** begin Items **

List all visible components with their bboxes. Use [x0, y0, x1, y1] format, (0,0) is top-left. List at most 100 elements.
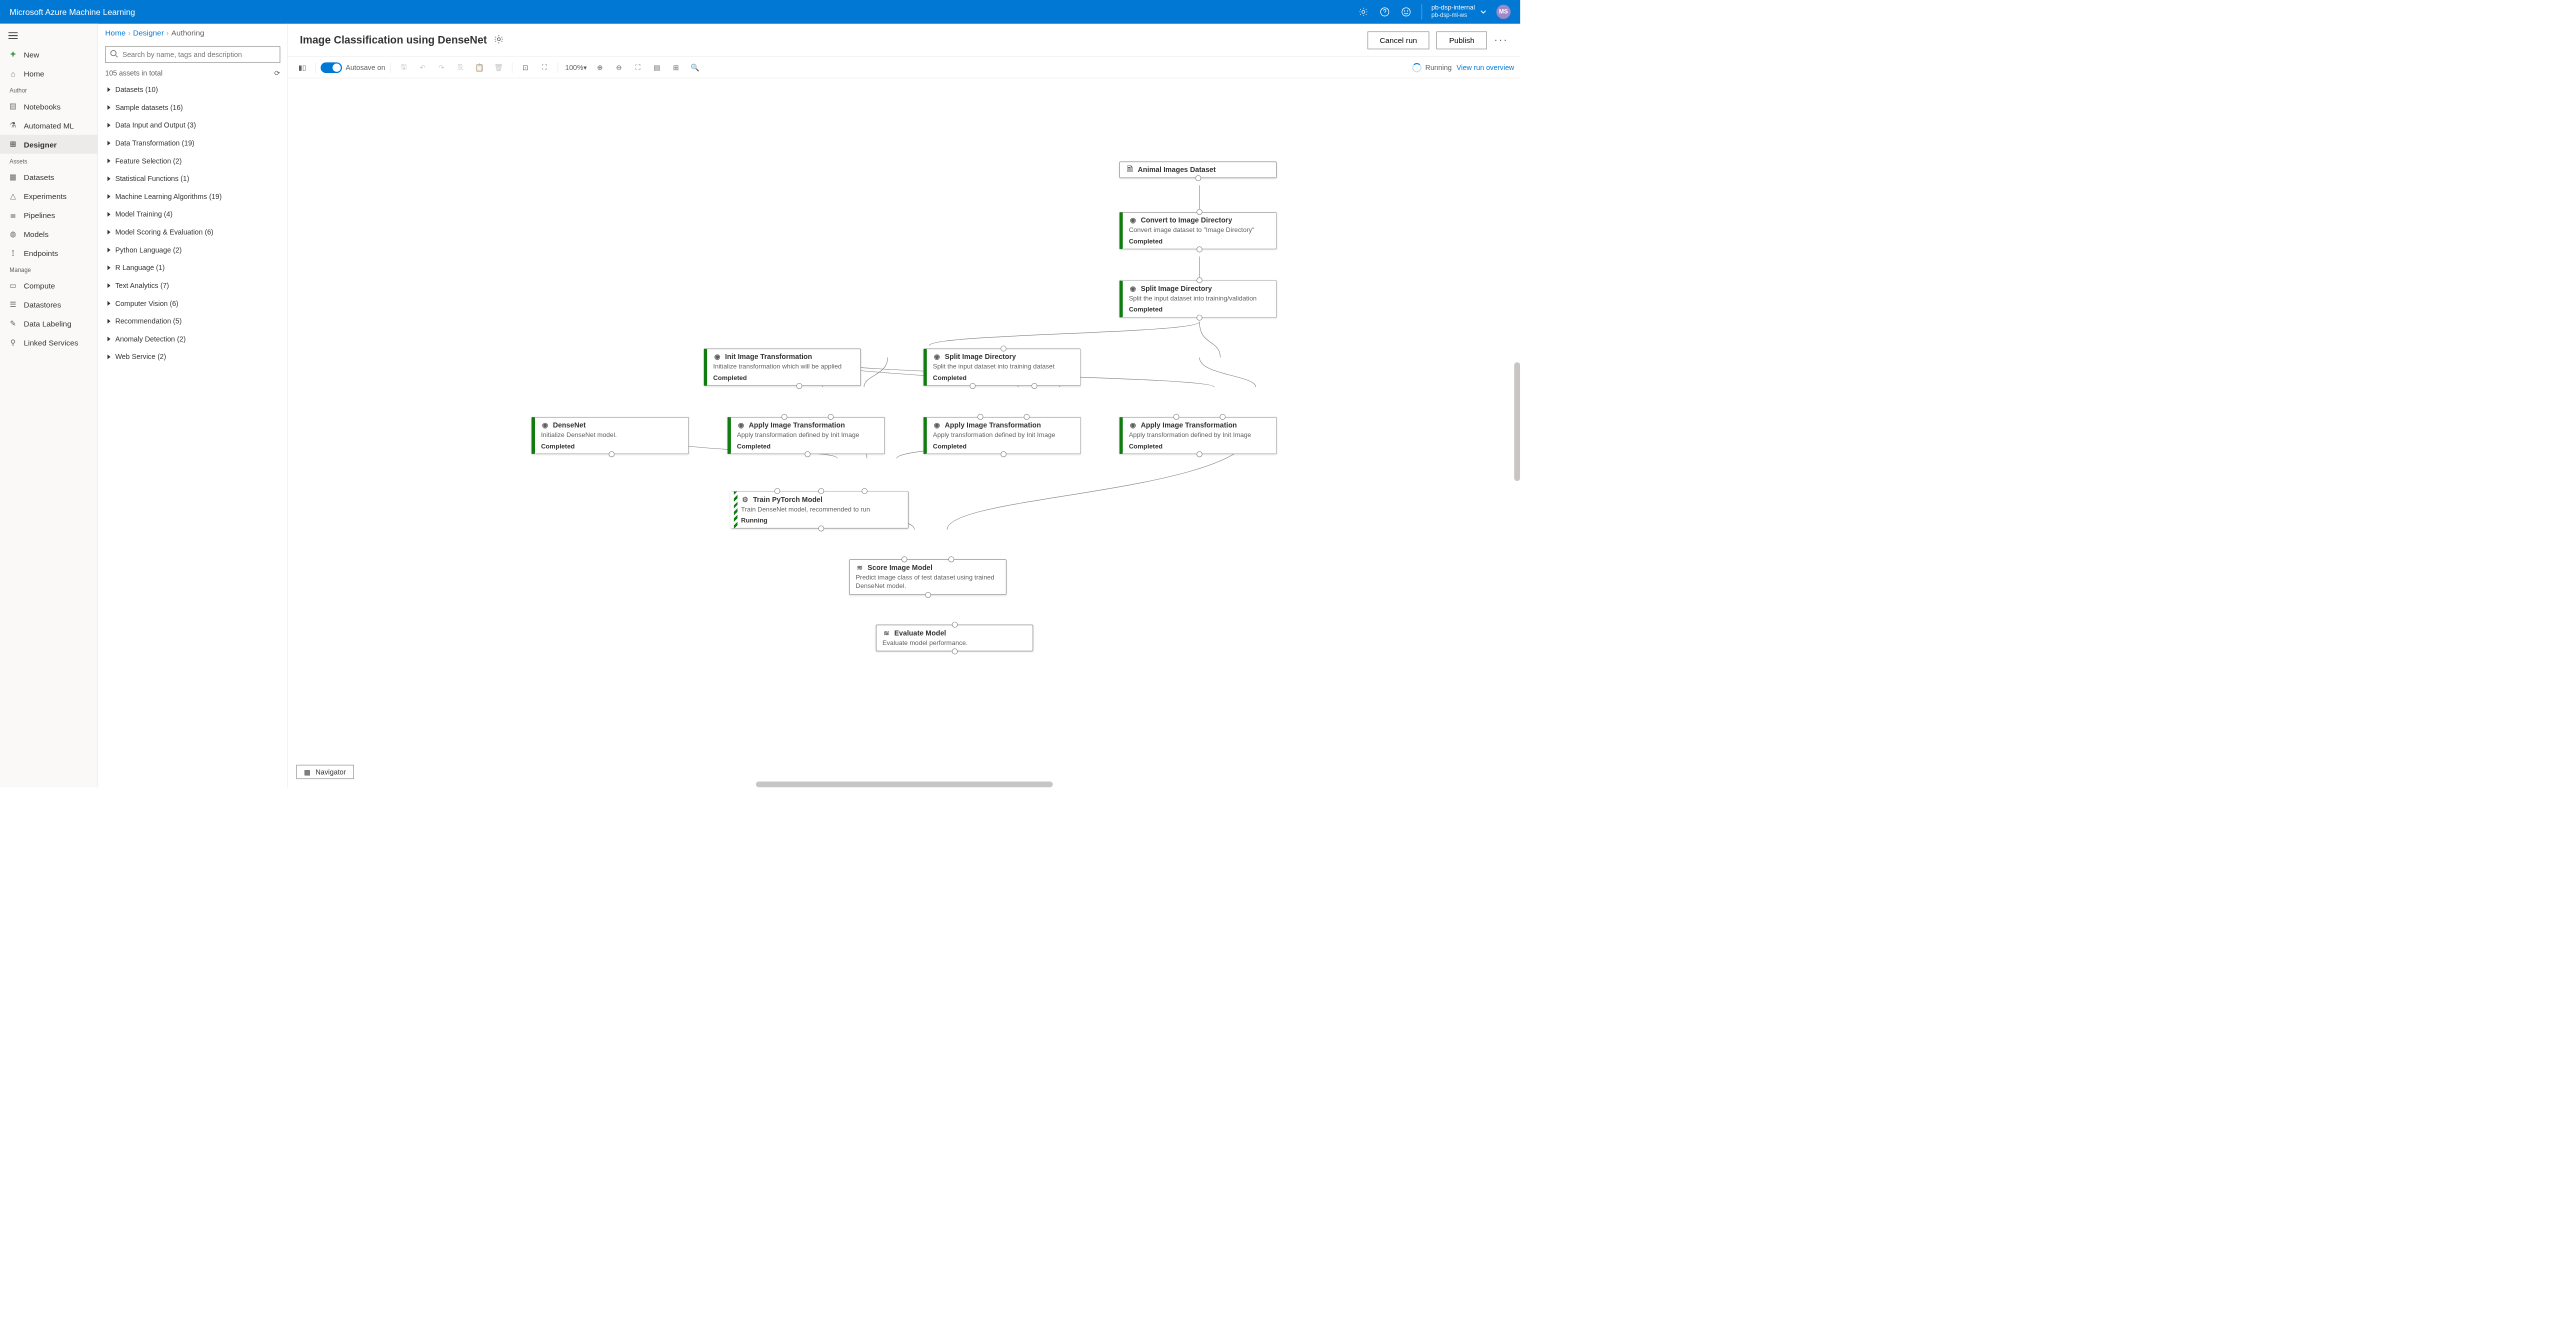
nav-linked[interactable]: ⚲Linked Services [0, 333, 97, 352]
asset-category[interactable]: Datasets (10) [98, 81, 287, 99]
feedback-icon[interactable] [1400, 6, 1412, 18]
asset-category[interactable]: Python Language (2) [98, 241, 287, 259]
asset-category-list: Datasets (10)Sample datasets (16)Data In… [98, 80, 287, 788]
grid-icon[interactable]: ⊞ [668, 59, 685, 76]
autosave-toggle[interactable]: Autosave on [321, 62, 386, 73]
nav-experiments[interactable]: △Experiments [0, 186, 97, 205]
asset-category[interactable]: Data Transformation (19) [98, 134, 287, 152]
asset-category[interactable]: Model Training (4) [98, 205, 287, 223]
nav-datasets[interactable]: ▦Datasets [0, 167, 97, 186]
help-icon[interactable] [1379, 6, 1391, 18]
app-title: Microsoft Azure Machine Learning [10, 7, 136, 17]
asset-category[interactable]: Anomaly Detection (2) [98, 330, 287, 348]
zoom-out-icon[interactable]: ⊖ [611, 59, 628, 76]
asset-category[interactable]: Statistical Functions (1) [98, 170, 287, 188]
node-init-image-transformation[interactable]: ◉Init Image Transformation Initialize tr… [704, 349, 861, 387]
module-icon: ◉ [737, 421, 745, 429]
nav-notebooks[interactable]: ▤Notebooks [0, 97, 97, 116]
caret-right-icon [107, 301, 110, 306]
node-split-image-directory-1[interactable]: ◉Split Image Directory Split the input d… [1119, 280, 1276, 318]
linked-icon: ⚲ [8, 338, 18, 348]
assets-count: 105 assets in total [105, 69, 162, 77]
nav-datastores[interactable]: ☰Datastores [0, 295, 97, 314]
caret-right-icon [107, 265, 110, 270]
breadcrumb-home[interactable]: Home [105, 29, 126, 38]
search-canvas-icon[interactable]: 🔍 [687, 59, 704, 76]
chevron-down-icon: ▾ [583, 63, 587, 71]
asset-category[interactable]: Text Analytics (7) [98, 277, 287, 295]
publish-button[interactable]: Publish [1437, 31, 1487, 49]
minimap-icon[interactable]: ▤ [649, 59, 666, 76]
module-icon: ◉ [713, 353, 721, 361]
node-apply-image-transformation-1[interactable]: ◉Apply Image Transformation Apply transf… [727, 417, 884, 455]
asset-category[interactable]: Machine Learning Algorithms (19) [98, 188, 287, 206]
spinner-icon [1412, 63, 1422, 73]
search-container [105, 46, 280, 63]
nav-models[interactable]: ◍Models [0, 224, 97, 243]
asset-category[interactable]: Recommendation (5) [98, 312, 287, 330]
node-apply-image-transformation-3[interactable]: ◉Apply Image Transformation Apply transf… [1119, 417, 1276, 455]
avatar[interactable]: MS [1496, 5, 1510, 19]
top-bar: Microsoft Azure Machine Learning pb-dsp-… [0, 0, 1520, 24]
chevron-down-icon [1480, 8, 1487, 15]
asset-category[interactable]: Model Scoring & Evaluation (6) [98, 223, 287, 241]
breadcrumb-designer[interactable]: Designer [133, 29, 164, 38]
view-run-overview-link[interactable]: View run overview [1456, 63, 1514, 71]
workspace-switcher[interactable]: pb-dsp-internal pb-dsp-ml-ws [1421, 4, 1487, 19]
nav-compute[interactable]: ▭Compute [0, 276, 97, 295]
asset-category[interactable]: Data Input and Output (3) [98, 116, 287, 134]
node-split-image-directory-2[interactable]: ◉Split Image Directory Split the input d… [923, 349, 1080, 387]
more-icon[interactable]: ··· [1494, 34, 1508, 46]
gear-icon[interactable] [494, 34, 504, 45]
redo-icon[interactable]: ↷ [433, 59, 450, 76]
navigator-button[interactable]: ▦ Navigator [296, 765, 353, 779]
node-train-pytorch-model[interactable]: ⚙Train PyTorch Model Train DenseNet mode… [730, 491, 908, 529]
module-icon: ◉ [1129, 284, 1137, 292]
caret-right-icon [107, 159, 110, 164]
automl-icon: ⚗ [8, 121, 18, 131]
nav-automl[interactable]: ⚗Automated ML [0, 116, 97, 135]
node-evaluate-model[interactable]: ≋Evaluate Model Evaluate model performan… [876, 625, 1033, 652]
sidebar-toggle-icon[interactable]: ▮▯ [294, 59, 311, 76]
refresh-icon[interactable]: ⟳ [274, 69, 280, 77]
node-apply-image-transformation-2[interactable]: ◉Apply Image Transformation Apply transf… [923, 417, 1080, 455]
nav-home[interactable]: ⌂Home [0, 64, 97, 83]
nav-datalabeling[interactable]: ✎Data Labeling [0, 314, 97, 333]
undo-icon[interactable]: ↶ [414, 59, 431, 76]
auto-layout-icon[interactable]: ⊡ [517, 59, 534, 76]
run-status: Running [1412, 63, 1452, 73]
caret-right-icon [107, 87, 110, 92]
nav-pipelines[interactable]: ≣Pipelines [0, 205, 97, 224]
node-animal-images-dataset[interactable]: 🗎Animal Images Dataset [1119, 162, 1276, 179]
settings-icon[interactable] [1357, 6, 1369, 18]
zoom-in-icon[interactable]: ⊕ [592, 59, 609, 76]
asset-category[interactable]: Computer Vision (6) [98, 295, 287, 313]
paste-icon[interactable]: 📋 [471, 59, 488, 76]
caret-right-icon [107, 337, 110, 342]
search-input[interactable] [105, 46, 280, 63]
asset-category[interactable]: Web Service (2) [98, 348, 287, 366]
fit-icon[interactable]: ⛶ [536, 59, 553, 76]
horizontal-scrollbar[interactable] [756, 781, 1053, 787]
nav-endpoints[interactable]: ⟟Endpoints [0, 243, 97, 262]
node-score-image-model[interactable]: ≋Score Image Model Predict image class o… [849, 559, 1006, 594]
delete-icon[interactable]: 🗑 [490, 59, 507, 76]
copy-icon[interactable]: ⎘ [452, 59, 469, 76]
node-convert-to-image-directory[interactable]: ◉Convert to Image Directory Convert imag… [1119, 212, 1276, 250]
asset-category[interactable]: R Language (1) [98, 259, 287, 277]
pipeline-canvas[interactable]: 🗎Animal Images Dataset ◉Convert to Image… [288, 78, 1520, 787]
zoom-level[interactable]: 100% ▾ [563, 59, 590, 76]
fullscreen-icon[interactable]: ⛶ [630, 59, 647, 76]
caret-right-icon [107, 248, 110, 253]
asset-category[interactable]: Sample datasets (16) [98, 99, 287, 117]
nav-new[interactable]: +New [0, 45, 97, 64]
home-icon: ⌂ [8, 69, 18, 79]
asset-category[interactable]: Feature Selection (2) [98, 152, 287, 170]
node-densenet[interactable]: ◉DenseNet Initialize DenseNet model. Com… [531, 417, 688, 455]
vertical-scrollbar[interactable] [1514, 362, 1520, 481]
hamburger-icon[interactable] [0, 26, 97, 45]
cancel-run-button[interactable]: Cancel run [1367, 31, 1429, 49]
nav-section-author: Author [0, 83, 97, 97]
save-icon[interactable]: 🖫 [395, 59, 412, 76]
nav-designer[interactable]: ⊞Designer [0, 135, 97, 154]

** end Items **

Lay out all of the rows above as a Markdown table with two columns, Row and Text. Put each row's number in Row and its line in Text, and leave out blank lines and pictures.

| Row | Text |
|---|---|
| 1 | List all visible components with their bboxes. Use [x0, y0, x1, y1] format, (0,0) is top-left. List at most 100 elements. |
| 2 | nav-linked[interactable]: ⚲Linked Services [0, 333, 97, 352] |
| 3 | asset-category[interactable]: Datasets (10) [98, 81, 287, 99] |
| 4 | feedback-icon[interactable] [1400, 6, 1412, 18] |
| 5 | asset-category[interactable]: Python Language (2) [98, 241, 287, 259] |
| 6 | asset-category-list: Datasets (10)Sample datasets (16)Data In… [98, 80, 287, 788] |
| 7 | grid-icon[interactable]: ⊞ [668, 59, 685, 76] |
| 8 | autosave-toggle[interactable]: Autosave on [321, 62, 386, 73] |
| 9 | nav-experiments[interactable]: △Experiments [0, 186, 97, 205] |
| 10 | asset-category[interactable]: Data Transformation (19) [98, 134, 287, 152] |
| 11 | asset-category[interactable]: Model Training (4) [98, 205, 287, 223] |
| 12 | nav-datasets[interactable]: ▦Datasets [0, 167, 97, 186] |
| 13 | help-icon[interactable] [1379, 6, 1391, 18] |
| 14 | app-title: Microsoft Azure Machine Learning [10, 7, 136, 17] |
| 15 | asset-category[interactable]: Anomaly Detection (2) [98, 330, 287, 348] |
| 16 | zoom-out-icon[interactable]: ⊖ [611, 59, 628, 76] |
| 17 | asset-category[interactable]: Statistical Functions (1) [98, 170, 287, 188] |
| 18 | node-init-image-transformation[interactable]: ◉Init Image Transformation Initialize tr… [704, 349, 861, 387] |
| 19 | module-icon: ◉ [737, 421, 745, 429] |
| 20 | nav-notebooks[interactable]: ▤Notebooks [0, 97, 97, 116] |
| 21 | caret-right-icon [107, 301, 110, 306] |
| 22 | node-split-image-directory-1[interactable]: ◉Split Image Directory Split the input d… [1119, 280, 1276, 318] |
| 23 | linked-icon: ⚲ [8, 338, 18, 348] |
| 24 | assets-count: 105 assets in total [105, 69, 162, 77] |
| 25 | nav-datastores[interactable]: ☰Datastores [0, 295, 97, 314] |
| 26 | caret-right-icon [107, 265, 110, 270] |
| 27 | breadcrumb-home[interactable]: Home [105, 29, 126, 38] |
| 28 | search-canvas-icon[interactable]: 🔍 [687, 59, 704, 76] |
| 29 | chevron-down-icon: ▾ [583, 63, 587, 71] |
| 30 | asset-category[interactable]: Text Analytics (7) [98, 277, 287, 295] |
| 31 | publish-button[interactable]: Publish [1437, 31, 1487, 49] |
| 32 | minimap-icon[interactable]: ▤ [649, 59, 666, 76] |
| 33 | module-icon: ◉ [713, 353, 721, 361] |
| 34 | node-apply-image-transformation-1[interactable]: ◉Apply Image Transformation Apply transf… [727, 417, 884, 455] |
| 35 | asset-category[interactable]: Machine Learning Algorithms (19) [98, 188, 287, 206] |
| 36 | spinner-icon [1412, 63, 1422, 73] |
| 37 | search-container [105, 46, 280, 63] |
| 38 | nav-models[interactable]: ◍Models [0, 224, 97, 243] |
| 39 | asset-category[interactable]: Recommendation (5) [98, 312, 287, 330] |
| 40 | node-apply-image-transformation-3[interactable]: ◉Apply Image Transformation Apply transf… [1119, 417, 1276, 455] |
| 41 | avatar[interactable]: MS [1496, 5, 1510, 19] |
| 42 | top-bar: Microsoft Azure Machine Learning pb-dsp-… [0, 0, 1520, 24] |
| 43 | chevron-down-icon [1480, 8, 1487, 15] |
| 44 | asset-category[interactable]: Model Scoring & Evaluation (6) [98, 223, 287, 241] |
| 45 | breadcrumb-designer[interactable]: Designer [133, 29, 164, 38] |
| 46 | view-run-overview-link[interactable]: View run overview [1456, 63, 1514, 71] |
| 47 | workspace-switcher[interactable]: pb-dsp-internal pb-dsp-ml-ws [1421, 4, 1487, 19] |
| 48 | nav-compute[interactable]: ▭Compute [0, 276, 97, 295] |
| 49 | asset-category[interactable]: Data Input and Output (3) [98, 116, 287, 134] |
| 50 | node-split-image-directory-2[interactable]: ◉Split Image Directory Split the input d… [923, 349, 1080, 387] |
| 51 | more-icon[interactable]: ··· [1494, 34, 1508, 46] |
| 52 | gear-icon[interactable] [494, 34, 504, 45] |
| 53 | redo-icon[interactable]: ↷ [433, 59, 450, 76] |
| 54 | navigator-button[interactable]: ▦ Navigator [296, 765, 353, 779] |
| 55 | node-train-pytorch-model[interactable]: ⚙Train PyTorch Model Train DenseNet mode… [730, 491, 908, 529] |
| 56 | module-icon: ◉ [1129, 284, 1137, 292] |
| 57 | caret-right-icon [107, 159, 110, 164] |
| 58 | automl-icon: ⚗ [8, 121, 18, 131] |
| 59 | nav-automl[interactable]: ⚗Automated ML [0, 116, 97, 135] |
| 60 | node-evaluate-model[interactable]: ≋Evaluate Model Evaluate model performan… [876, 625, 1033, 652] |
| 61 | sidebar-toggle-icon[interactable]: ▮▯ [294, 59, 311, 76] |
| 62 | refresh-icon[interactable]: ⟳ [274, 69, 280, 77] |
| 63 | node-apply-image-transformation-2[interactable]: ◉Apply Image Transformation Apply transf… [923, 417, 1080, 455] |
| 64 | nav-home[interactable]: ⌂Home [0, 64, 97, 83] |
| 65 | nav-datalabeling[interactable]: ✎Data Labeling [0, 314, 97, 333] |
| 66 | undo-icon[interactable]: ↶ [414, 59, 431, 76] |
| 67 | auto-layout-icon[interactable]: ⊡ [517, 59, 534, 76] |
| 68 | run-status: Running [1412, 63, 1452, 73] |
| 69 | caret-right-icon [107, 87, 110, 92] |
| 70 | nav-pipelines[interactable]: ≣Pipelines [0, 205, 97, 224] |
| 71 | node-animal-images-dataset[interactable]: 🗎Animal Images Dataset [1119, 162, 1276, 179] |
| 72 | settings-icon[interactable] [1357, 6, 1369, 18] |
| 73 | zoom-in-icon[interactable]: ⊕ [592, 59, 609, 76] |
| 74 | asset-category[interactable]: Computer Vision (6) [98, 295, 287, 313] |
| 75 | paste-icon[interactable]: 📋 [471, 59, 488, 76] |
| 76 | caret-right-icon [107, 337, 110, 342] |
| 77 | search-input[interactable] [105, 46, 280, 63] |
| 78 | asset-category[interactable]: Web Service (2) [98, 348, 287, 366] |
| 79 | fit-icon[interactable]: ⛶ [536, 59, 553, 76] |
| 80 | horizontal-scrollbar[interactable] [756, 781, 1053, 787] |
| 81 | nav-endpoints[interactable]: ⟟Endpoints [0, 243, 97, 262] |
| 82 | node-score-image-model[interactable]: ≋Score Image Model Predict image class o… [849, 559, 1006, 594] |
| 83 | delete-icon[interactable]: 🗑 [490, 59, 507, 76] |
| 84 | copy-icon[interactable]: ⎘ [452, 59, 469, 76] |
| 85 | node-convert-to-image-directory[interactable]: ◉Convert to Image Directory Convert imag… [1119, 212, 1276, 250] |
| 86 | asset-category[interactable]: R Language (1) [98, 259, 287, 277] |
| 87 | pipeline-canvas[interactable]: 🗎Animal Images Dataset ◉Convert to Image… [288, 78, 1520, 787] |
| 88 | zoom-level[interactable]: 100% ▾ [563, 59, 590, 76] |
| 89 | fullscreen-icon[interactable]: ⛶ [630, 59, 647, 76] |
| 90 | caret-right-icon [107, 248, 110, 253] |
| 91 | asset-category[interactable]: Sample datasets (16) [98, 99, 287, 117] |
| 92 | nav-new[interactable]: +New [0, 45, 97, 64] |
| 93 | home-icon: ⌂ [8, 69, 18, 79] |
| 94 | asset-category[interactable]: Feature Selection (2) [98, 152, 287, 170] |
| 95 | node-densenet[interactable]: ◉DenseNet Initialize DenseNet model. Com… [531, 417, 688, 455] |
| 96 | vertical-scrollbar[interactable] [1514, 362, 1520, 481] |
| 97 | hamburger-icon[interactable] [0, 26, 97, 45] |
| 98 | cancel-run-button[interactable]: Cancel run [1367, 31, 1429, 49] |
| 99 | nav-section-author: Author [0, 83, 97, 97] |
| 100 | save-icon[interactable]: 🖫 [395, 59, 412, 76] |
| 101 | nav-designer[interactable]: ⊞Designer [0, 135, 97, 154] |